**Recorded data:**

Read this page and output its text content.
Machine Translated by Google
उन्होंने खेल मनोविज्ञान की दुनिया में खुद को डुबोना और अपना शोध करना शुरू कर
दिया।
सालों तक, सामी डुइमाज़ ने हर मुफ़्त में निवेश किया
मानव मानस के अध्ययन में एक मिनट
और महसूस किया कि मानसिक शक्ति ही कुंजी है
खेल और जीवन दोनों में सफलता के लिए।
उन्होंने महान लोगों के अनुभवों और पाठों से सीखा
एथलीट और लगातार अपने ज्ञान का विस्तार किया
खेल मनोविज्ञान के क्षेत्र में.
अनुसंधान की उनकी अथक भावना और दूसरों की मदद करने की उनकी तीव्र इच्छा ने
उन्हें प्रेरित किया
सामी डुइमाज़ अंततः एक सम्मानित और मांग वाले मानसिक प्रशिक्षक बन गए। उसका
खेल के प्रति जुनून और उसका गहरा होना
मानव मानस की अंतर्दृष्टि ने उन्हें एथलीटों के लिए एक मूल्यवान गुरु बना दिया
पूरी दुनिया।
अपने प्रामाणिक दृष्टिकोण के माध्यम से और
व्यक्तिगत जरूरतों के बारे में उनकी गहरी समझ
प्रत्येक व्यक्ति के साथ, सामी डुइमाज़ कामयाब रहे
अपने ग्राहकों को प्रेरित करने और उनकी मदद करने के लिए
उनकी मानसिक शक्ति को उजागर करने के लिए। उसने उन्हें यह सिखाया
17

**TASK OBJECTIVE:** All of the entries must be quoted exactly; please include each one.

**THE OUTPUT:**
Read this page and output its text content.
Machine Translated by Google
उन्होंने खेल मनोविज्ञान की दुनिया में खुद को डुबोना और अपना शोध करना शुरू कर
दिया।
सालों तक, सामी डुइमाज़ ने हर मुफ़्त में निवेश किया
मानव मानस के अध्ययन में एक मिनट
और महसूस किया कि मानसिक शक्ति ही कुंजी है
खेल और जीवन दोनों में सफलता के लिए।
उन्होंने महान लोगों के अनुभवों और पाठों से सीखा
एथलीट और लगातार अपने ज्ञान का विस्तार किया
खेल मनोविज्ञान के क्षेत्र में.
अनुसंधान की उनकी अथक भावना और दूसरों की मदद करने की उनकी तीव्र इच्छा ने
उन्हें प्रेरित किया
सामी डुइमाज़ अंततः एक सम्मानित और मांग वाले मानसिक प्रशिक्षक बन गए। उसका
खेल के प्रति जुनून और उसका गहरा होना
मानव मानस की अंतर्दृष्टि ने उन्हें एथलीटों के लिए एक मूल्यवान गुरु बना दिया
पूरी दुनिया।
अपने प्रामाणिक दृष्टिकोण के माध्यम से और
व्यक्तिगत जरूरतों के बारे में उनकी गहरी समझ
प्रत्येक व्यक्ति के साथ, सामी डुइमाज़ कामयाब रहे
अपने ग्राहकों को प्रेरित करने और उनकी मदद करने के लिए
उनकी मानसिक शक्ति को उजागर करने के लिए। उसने उन्हें यह सिखाया
17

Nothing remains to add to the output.